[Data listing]
☆ ☆ ☆ ☆
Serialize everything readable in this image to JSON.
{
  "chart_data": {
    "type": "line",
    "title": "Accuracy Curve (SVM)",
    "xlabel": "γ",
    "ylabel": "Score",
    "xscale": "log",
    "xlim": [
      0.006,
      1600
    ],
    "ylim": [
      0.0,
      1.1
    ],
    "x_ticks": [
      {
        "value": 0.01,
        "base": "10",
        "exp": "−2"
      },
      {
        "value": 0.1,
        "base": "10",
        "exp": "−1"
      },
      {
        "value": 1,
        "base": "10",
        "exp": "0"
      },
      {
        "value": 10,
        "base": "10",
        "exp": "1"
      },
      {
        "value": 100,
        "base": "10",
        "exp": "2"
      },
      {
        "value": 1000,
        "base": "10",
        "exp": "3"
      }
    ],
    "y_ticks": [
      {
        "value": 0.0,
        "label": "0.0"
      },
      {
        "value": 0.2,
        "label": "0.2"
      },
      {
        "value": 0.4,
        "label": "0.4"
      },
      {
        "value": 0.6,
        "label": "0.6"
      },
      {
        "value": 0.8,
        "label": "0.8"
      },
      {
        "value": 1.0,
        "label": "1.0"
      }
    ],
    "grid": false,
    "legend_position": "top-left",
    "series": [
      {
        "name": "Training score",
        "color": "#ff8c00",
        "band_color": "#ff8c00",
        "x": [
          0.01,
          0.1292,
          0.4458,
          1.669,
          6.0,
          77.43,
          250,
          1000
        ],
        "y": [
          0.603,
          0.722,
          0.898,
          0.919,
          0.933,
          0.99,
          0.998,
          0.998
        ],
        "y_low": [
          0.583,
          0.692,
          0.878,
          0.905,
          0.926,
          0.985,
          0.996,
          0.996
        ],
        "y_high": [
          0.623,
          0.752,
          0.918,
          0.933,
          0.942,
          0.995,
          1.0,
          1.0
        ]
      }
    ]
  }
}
☆ ☆ ☆ ☆
• Problem to work on
Give the records above again, word for word.

• Reply
Serialize everything readable in this image to JSON.
{
  "chart_data": {
    "type": "line",
    "title": "Accuracy Curve (SVM)",
    "xlabel": "γ",
    "ylabel": "Score",
    "xscale": "log",
    "xlim": [
      0.006,
      1600
    ],
    "ylim": [
      0.0,
      1.1
    ],
    "x_ticks": [
      {
        "value": 0.01,
        "base": "10",
        "exp": "−2"
      },
      {
        "value": 0.1,
        "base": "10",
        "exp": "−1"
      },
      {
        "value": 1,
        "base": "10",
        "exp": "0"
      },
      {
        "value": 10,
        "base": "10",
        "exp": "1"
      },
      {
        "value": 100,
        "base": "10",
        "exp": "2"
      },
      {
        "value": 1000,
        "base": "10",
        "exp": "3"
      }
    ],
    "y_ticks": [
      {
        "value": 0.0,
        "label": "0.0"
      },
      {
        "value": 0.2,
        "label": "0.2"
      },
      {
        "value": 0.4,
        "label": "0.4"
      },
      {
        "value": 0.6,
        "label": "0.6"
      },
      {
        "value": 0.8,
        "label": "0.8"
      },
      {
        "value": 1.0,
        "label": "1.0"
      }
    ],
    "grid": false,
    "legend_position": "top-left",
    "series": [
      {
        "name": "Training score",
        "color": "#ff8c00",
        "band_color": "#ff8c00",
        "x": [
          0.01,
          0.1292,
          0.4458,
          1.669,
          6.0,
          77.43,
          250,
          1000
        ],
        "y": [
          0.603,
          0.722,
          0.898,
          0.919,
          0.933,
          0.99,
          0.998,
          0.998
        ],
        "y_low": [
          0.583,
          0.692,
          0.878,
          0.905,
          0.926,
          0.985,
          0.996,
          0.996
        ],
        "y_high": [
          0.623,
          0.752,
          0.918,
          0.933,
          0.942,
          0.995,
          1.0,
          1.0
        ]
      }
    ]
  }
}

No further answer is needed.